## Stated task
Extract each line from the entries below that has the string "JSON" in it.

## Data supplied
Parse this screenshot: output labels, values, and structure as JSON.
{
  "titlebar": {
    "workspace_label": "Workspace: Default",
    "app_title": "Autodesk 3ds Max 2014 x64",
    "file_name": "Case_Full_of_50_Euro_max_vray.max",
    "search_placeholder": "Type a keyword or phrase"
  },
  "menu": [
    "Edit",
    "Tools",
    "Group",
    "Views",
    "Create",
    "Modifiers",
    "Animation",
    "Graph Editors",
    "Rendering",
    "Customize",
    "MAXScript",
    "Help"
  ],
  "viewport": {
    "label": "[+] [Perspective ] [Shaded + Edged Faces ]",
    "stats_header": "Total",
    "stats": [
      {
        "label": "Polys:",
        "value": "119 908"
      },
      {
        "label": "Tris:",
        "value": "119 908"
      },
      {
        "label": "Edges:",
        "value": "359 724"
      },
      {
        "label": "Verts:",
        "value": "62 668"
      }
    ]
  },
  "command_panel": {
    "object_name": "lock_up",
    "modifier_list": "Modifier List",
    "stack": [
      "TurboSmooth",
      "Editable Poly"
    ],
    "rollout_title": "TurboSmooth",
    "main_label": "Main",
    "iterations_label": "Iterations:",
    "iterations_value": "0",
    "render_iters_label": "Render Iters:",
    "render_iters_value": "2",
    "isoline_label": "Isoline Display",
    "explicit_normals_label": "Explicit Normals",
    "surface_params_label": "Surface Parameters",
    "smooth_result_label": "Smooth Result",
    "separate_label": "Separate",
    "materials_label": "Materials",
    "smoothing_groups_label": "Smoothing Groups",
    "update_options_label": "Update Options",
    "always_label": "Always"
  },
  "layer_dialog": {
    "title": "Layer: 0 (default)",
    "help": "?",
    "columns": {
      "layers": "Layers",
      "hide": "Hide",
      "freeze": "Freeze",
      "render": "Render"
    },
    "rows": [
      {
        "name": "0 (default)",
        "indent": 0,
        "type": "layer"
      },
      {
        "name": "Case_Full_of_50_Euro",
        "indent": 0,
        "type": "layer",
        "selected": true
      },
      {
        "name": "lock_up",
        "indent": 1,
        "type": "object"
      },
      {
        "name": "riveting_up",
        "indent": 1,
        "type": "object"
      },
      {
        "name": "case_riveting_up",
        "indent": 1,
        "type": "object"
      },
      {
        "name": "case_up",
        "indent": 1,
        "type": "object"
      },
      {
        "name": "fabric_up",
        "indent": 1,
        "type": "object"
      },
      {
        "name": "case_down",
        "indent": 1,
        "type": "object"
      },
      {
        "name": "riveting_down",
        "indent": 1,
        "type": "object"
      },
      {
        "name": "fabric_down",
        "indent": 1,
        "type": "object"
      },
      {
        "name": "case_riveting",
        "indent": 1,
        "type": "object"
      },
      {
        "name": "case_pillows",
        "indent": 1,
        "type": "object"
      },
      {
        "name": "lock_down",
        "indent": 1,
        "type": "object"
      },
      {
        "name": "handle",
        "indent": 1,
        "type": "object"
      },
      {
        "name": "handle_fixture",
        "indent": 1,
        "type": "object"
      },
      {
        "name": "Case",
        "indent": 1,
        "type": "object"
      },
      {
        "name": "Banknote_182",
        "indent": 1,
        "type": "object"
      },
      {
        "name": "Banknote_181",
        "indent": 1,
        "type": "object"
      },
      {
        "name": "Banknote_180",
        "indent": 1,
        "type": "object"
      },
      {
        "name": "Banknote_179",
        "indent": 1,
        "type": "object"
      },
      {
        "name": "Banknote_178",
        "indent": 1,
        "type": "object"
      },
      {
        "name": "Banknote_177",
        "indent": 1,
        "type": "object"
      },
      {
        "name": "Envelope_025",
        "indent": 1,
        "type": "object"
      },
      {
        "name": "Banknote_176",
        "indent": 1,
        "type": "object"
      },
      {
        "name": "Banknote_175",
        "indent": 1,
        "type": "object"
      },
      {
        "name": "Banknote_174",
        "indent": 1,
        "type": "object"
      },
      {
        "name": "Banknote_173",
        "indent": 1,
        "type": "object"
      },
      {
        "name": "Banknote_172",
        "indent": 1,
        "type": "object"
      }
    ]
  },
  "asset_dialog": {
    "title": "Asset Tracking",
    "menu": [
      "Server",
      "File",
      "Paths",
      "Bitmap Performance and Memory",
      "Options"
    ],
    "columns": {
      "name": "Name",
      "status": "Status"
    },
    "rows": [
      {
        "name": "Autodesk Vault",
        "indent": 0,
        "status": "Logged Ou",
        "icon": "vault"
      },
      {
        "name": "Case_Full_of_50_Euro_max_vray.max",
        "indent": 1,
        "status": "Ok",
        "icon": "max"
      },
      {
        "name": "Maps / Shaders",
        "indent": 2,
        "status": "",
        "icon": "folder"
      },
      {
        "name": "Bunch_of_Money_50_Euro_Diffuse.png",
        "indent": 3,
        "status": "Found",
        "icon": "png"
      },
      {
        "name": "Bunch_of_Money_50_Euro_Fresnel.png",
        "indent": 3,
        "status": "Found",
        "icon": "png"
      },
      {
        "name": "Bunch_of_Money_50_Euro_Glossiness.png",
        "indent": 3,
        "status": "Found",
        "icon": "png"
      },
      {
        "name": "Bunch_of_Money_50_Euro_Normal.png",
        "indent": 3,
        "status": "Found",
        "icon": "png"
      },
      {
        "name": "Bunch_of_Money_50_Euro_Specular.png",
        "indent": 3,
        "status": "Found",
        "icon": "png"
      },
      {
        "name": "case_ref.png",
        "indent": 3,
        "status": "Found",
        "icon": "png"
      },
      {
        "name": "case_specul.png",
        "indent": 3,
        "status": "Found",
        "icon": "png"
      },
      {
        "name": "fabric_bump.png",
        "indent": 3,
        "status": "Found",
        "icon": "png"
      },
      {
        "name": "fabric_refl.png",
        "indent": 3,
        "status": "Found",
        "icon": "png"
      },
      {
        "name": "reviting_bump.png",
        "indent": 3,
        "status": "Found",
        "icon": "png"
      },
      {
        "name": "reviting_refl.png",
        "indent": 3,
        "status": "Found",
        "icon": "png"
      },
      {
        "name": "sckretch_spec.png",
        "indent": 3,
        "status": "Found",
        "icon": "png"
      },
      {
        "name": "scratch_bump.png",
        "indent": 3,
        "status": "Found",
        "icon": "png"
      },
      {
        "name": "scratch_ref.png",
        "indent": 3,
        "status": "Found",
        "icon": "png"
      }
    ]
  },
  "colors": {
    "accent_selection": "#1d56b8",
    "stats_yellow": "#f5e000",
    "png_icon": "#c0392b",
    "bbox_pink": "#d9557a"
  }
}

==

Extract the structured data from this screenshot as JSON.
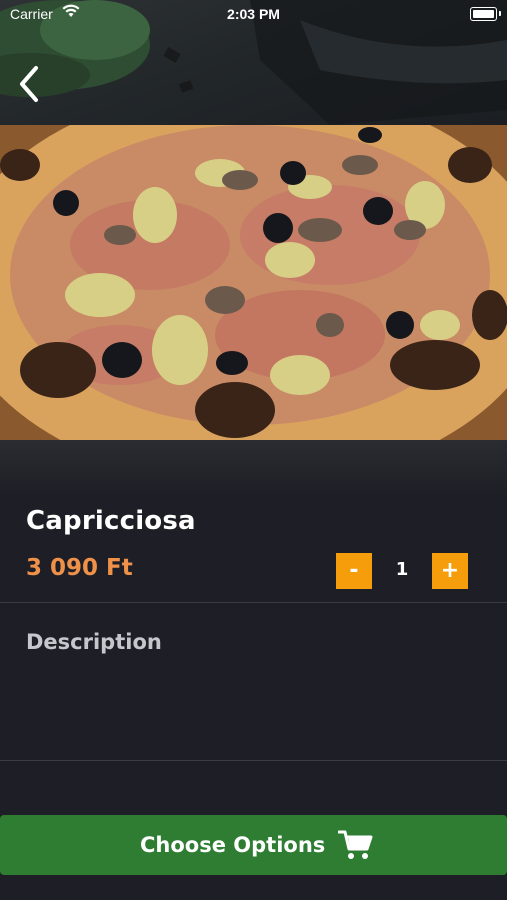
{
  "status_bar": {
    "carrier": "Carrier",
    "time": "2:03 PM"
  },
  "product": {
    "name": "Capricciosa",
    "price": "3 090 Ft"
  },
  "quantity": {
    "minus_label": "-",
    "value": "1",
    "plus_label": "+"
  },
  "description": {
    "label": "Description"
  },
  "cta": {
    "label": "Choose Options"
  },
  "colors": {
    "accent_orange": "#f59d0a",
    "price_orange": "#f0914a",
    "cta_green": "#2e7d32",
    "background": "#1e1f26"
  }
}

## Answer to this exercise
Parse this screenshot: output labels, values, and structure as JSON.
Extract the structured data from this screenshot as JSON.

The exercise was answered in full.